■ **Input records**

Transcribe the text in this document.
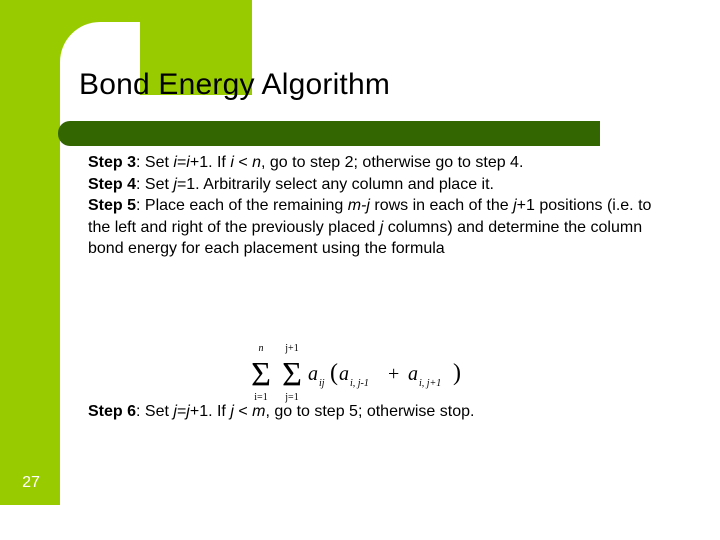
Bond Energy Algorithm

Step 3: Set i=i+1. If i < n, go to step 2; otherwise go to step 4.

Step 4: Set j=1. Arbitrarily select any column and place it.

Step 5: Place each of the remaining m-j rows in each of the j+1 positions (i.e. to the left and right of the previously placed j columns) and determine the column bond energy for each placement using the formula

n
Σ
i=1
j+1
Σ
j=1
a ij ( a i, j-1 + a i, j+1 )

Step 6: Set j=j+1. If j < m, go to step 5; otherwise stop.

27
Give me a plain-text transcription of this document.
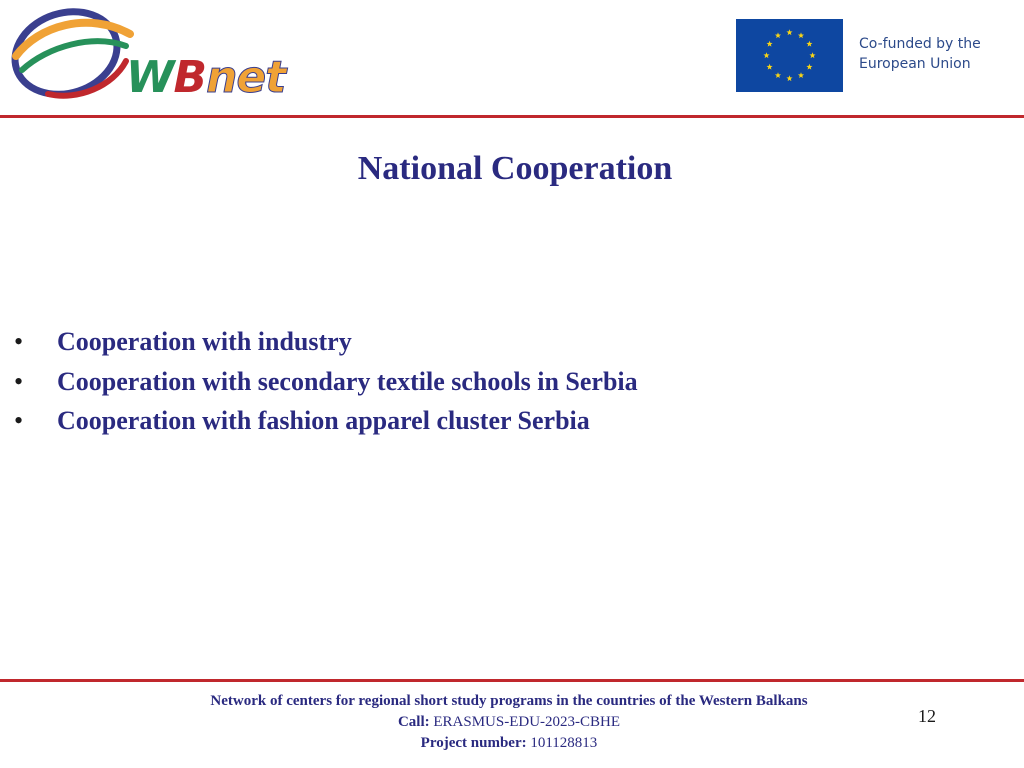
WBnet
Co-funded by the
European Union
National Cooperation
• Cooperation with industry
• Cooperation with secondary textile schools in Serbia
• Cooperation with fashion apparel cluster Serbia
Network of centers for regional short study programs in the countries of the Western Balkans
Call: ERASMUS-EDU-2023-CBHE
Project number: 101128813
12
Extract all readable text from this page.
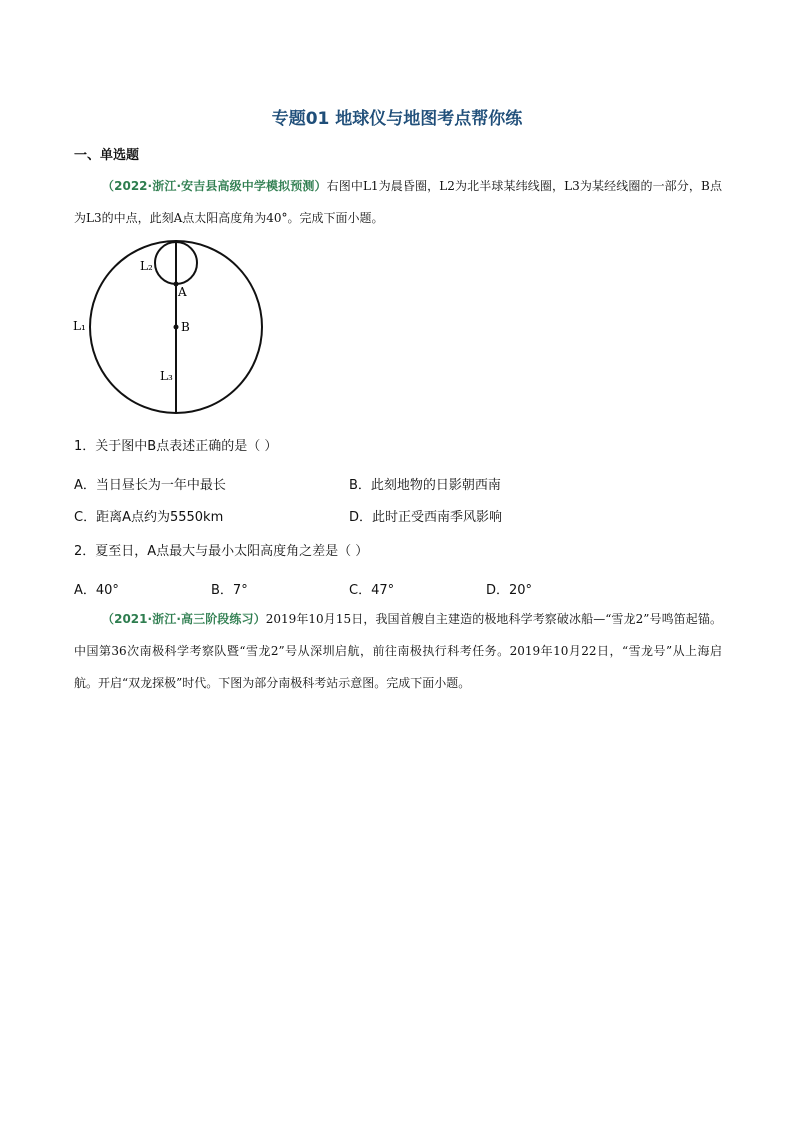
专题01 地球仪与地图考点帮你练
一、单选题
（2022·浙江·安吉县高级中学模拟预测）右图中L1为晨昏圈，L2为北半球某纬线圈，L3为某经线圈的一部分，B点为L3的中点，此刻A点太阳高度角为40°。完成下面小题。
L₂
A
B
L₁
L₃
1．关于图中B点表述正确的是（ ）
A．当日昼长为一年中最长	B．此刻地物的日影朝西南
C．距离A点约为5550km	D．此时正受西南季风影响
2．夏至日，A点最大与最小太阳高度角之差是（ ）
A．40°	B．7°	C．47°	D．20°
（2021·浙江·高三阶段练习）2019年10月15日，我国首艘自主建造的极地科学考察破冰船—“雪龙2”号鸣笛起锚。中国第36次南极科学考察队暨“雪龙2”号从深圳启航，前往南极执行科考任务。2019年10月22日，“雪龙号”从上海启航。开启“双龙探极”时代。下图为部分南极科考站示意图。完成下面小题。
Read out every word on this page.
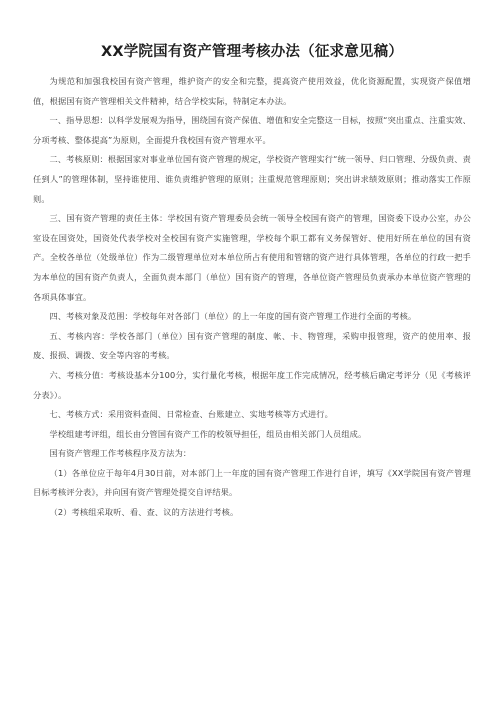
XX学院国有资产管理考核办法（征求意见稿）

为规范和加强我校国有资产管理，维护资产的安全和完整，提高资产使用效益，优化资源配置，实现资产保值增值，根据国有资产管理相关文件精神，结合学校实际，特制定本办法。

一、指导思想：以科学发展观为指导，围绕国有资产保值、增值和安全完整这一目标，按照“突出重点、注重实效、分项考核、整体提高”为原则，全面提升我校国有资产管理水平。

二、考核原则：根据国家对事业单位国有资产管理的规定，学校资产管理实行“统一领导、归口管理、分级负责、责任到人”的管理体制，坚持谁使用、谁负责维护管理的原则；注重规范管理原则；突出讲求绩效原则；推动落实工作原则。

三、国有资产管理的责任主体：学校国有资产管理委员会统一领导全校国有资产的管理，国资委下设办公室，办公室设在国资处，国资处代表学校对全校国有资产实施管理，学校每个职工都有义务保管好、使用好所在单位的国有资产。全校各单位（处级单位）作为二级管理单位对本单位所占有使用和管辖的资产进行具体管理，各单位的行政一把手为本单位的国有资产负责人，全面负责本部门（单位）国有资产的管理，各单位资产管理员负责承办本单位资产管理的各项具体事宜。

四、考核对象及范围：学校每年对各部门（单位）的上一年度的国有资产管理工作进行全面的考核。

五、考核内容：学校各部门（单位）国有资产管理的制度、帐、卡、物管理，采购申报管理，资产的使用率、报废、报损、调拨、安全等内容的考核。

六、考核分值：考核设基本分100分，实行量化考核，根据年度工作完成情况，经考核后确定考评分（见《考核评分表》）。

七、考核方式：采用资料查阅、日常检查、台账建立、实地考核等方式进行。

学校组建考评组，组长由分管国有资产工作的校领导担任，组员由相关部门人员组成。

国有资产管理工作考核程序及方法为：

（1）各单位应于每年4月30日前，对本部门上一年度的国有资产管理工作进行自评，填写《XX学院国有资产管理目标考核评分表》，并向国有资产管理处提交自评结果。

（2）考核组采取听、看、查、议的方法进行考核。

---

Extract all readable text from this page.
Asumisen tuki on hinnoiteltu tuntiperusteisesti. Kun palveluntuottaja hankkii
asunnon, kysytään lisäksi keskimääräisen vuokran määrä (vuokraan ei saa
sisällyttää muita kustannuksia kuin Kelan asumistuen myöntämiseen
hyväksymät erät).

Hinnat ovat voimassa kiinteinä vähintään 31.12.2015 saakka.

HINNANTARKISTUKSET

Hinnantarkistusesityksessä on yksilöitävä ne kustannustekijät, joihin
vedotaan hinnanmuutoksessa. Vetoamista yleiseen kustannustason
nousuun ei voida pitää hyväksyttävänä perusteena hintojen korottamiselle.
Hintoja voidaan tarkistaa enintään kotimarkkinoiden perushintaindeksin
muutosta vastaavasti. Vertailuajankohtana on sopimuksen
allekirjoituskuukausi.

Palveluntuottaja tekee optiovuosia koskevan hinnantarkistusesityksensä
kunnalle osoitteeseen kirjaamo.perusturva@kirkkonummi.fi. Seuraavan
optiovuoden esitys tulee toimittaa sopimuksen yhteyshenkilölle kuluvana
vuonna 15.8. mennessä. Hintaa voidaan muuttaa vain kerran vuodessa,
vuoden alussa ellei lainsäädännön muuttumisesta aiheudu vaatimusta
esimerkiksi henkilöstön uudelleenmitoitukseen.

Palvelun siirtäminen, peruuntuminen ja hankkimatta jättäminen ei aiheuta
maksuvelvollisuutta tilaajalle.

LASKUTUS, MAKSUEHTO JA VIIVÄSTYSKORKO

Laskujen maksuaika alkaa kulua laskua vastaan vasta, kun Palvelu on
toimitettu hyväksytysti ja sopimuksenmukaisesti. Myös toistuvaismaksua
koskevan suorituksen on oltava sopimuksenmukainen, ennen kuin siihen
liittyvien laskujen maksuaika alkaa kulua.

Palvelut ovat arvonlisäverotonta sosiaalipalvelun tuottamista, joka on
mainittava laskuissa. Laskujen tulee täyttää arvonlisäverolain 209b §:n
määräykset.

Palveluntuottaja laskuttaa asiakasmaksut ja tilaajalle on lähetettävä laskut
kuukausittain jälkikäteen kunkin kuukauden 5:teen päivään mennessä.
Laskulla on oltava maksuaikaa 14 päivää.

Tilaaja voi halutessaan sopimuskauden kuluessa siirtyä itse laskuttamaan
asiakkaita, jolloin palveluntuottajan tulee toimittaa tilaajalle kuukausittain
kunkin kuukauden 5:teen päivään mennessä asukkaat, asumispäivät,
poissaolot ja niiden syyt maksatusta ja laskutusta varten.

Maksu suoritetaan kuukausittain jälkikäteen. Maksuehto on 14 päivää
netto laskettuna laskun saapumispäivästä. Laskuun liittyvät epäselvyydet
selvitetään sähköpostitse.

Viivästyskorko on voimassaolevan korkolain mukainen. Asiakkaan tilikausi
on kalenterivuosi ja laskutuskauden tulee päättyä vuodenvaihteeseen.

■ **Task to complete**
Gather each line in these records that contains the string "完成下面小题".

■ **Answer for the task**
（2022·浙江·安吉县高级中学模拟预测）右图中L1为晨昏圈，L2为北半球某纬线圈，L3为某经线圈的一部分，B点为L3的中点，此刻A点太阳高度角为40°。完成下面小题。
（2021·浙江·高三阶段练习）2019年10月15日，我国首艘自主建造的极地科学考察破冰船—“雪龙2”号鸣笛起锚。中国第36次南极科学考察队暨“雪龙2”号从深圳启航，前往南极执行科考任务。2019年10月22日，“雪龙号”从上海启航。开启“双龙探极”时代。下图为部分南极科考站示意图。完成下面小题。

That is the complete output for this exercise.